(TO DO)
• A. In the passage about New York music venues, about how many people does Pangea's room seat?
• B. From the passage about New York music venues, extract the portion from "Of course I" to "them for years.".

(TEXT SEGMENT)
:::

Easy! My favorite place to hear music and hang out in Manhattan is Pangea (https://www.pangeanyc.com/), the city’s coolest cabaret – an intimate room in the back of a decades-old restaurant in the East Village (Second Avenue between 11th and 12th). Pangea hosts many of the coolest, most offbeat, risk-taking singers, comedians, and performance artists in New York, including Penny Arcade, Carol Lipnik, Dane Terry, David Mills, Joey Arias, David Cale, Steve Hayes, Flotilla De Barge, John Kelly, Rachelle Garniez, Raven O, Sidney Myer, Sheila Jordan, Tammy Faye, Zora Rasmussen. The room seats only about 60, so you feel as though you’re part of a discerning in-crowd, and you are. Bette Midler showed up recently to hear Zora, a friend of hers from the ’70s; after a show by singer-songwriter Stephan Said I had a long conversation with Debbie Harry in the front room. The hang after the shows is as much fun as the shows themselves.

Of course I love the Village Vanguard (https://villagevanguard.com/), the longest-surviving jazz club in the world, so far as I know, and one of the last remaining bastions of the Greenwich Village of old. It draws a wonderfully diverse crowd who listen to the music with rapt concentration. Birdland, in Times Square (https://www.birdlandjazz.com/), is a reliable good time – both in the main room, where the bigger names appear, and in the beautiful, smaller Birdland Theater down below. Both levels mix cabaret and Broadway with jazz. For lovers of standards, Birdland presents an early-bird show on Tuesday nights by pianist-singer Eric Comstock and his wife, singer Barbara Fasano. They have splendid taste and a smart, sophisticated air that is uniquely New York. Birdland has showcased them for years.

:::

(ROWS)
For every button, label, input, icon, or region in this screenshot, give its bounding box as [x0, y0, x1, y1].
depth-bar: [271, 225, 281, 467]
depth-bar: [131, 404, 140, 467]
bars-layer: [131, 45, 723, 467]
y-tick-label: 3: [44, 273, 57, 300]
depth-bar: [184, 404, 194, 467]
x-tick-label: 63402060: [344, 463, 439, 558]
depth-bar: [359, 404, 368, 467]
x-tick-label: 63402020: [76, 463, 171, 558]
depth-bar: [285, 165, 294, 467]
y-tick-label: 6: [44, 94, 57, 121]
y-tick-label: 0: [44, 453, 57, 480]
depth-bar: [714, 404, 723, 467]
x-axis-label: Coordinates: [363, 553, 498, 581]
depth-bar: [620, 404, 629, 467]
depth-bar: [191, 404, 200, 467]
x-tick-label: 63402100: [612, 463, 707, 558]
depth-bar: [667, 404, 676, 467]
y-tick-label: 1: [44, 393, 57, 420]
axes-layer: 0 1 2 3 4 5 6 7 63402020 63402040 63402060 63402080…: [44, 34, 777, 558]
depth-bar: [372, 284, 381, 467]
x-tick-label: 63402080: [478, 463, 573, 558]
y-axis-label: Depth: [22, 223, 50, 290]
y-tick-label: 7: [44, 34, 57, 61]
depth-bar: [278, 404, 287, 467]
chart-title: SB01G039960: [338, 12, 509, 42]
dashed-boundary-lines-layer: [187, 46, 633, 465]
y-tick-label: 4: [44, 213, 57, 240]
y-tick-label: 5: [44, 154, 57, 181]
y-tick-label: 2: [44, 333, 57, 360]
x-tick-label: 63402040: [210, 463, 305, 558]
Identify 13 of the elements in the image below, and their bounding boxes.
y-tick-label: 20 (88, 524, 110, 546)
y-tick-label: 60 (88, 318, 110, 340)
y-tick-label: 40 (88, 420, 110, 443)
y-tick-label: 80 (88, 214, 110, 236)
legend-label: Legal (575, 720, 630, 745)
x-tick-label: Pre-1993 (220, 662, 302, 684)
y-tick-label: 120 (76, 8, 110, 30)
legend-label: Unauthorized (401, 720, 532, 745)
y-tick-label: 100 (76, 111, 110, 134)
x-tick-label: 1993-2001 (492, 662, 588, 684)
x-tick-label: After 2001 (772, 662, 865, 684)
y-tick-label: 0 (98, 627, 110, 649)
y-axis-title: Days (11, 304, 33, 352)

:::

(TASK-BY-TASK OUTPUTS)
• A. About 60.

• B.
Of course I love the Village Vanguard (https://villagevanguard.com/), the longest-surviving jazz club in the world, so far as I know, and one of the last remaining bastions of the Greenwich Village of old. It draws a wonderfully diverse crowd who listen to the music with rapt concentration. Birdland, in Times Square (https://www.birdlandjazz.com/), is a reliable good time – both in the main room, where the bigger names appear, and in the beautiful, smaller Birdland Theater down below. Both levels mix cabaret and Broadway with jazz. For lovers of standards, Birdland presents an early-bird show on Tuesday nights by pianist-singer Eric Comstock and his wife, singer Barbara Fasano. They have splendid taste and a smart, sophisticated air that is uniquely New York. Birdland has showcased them for years.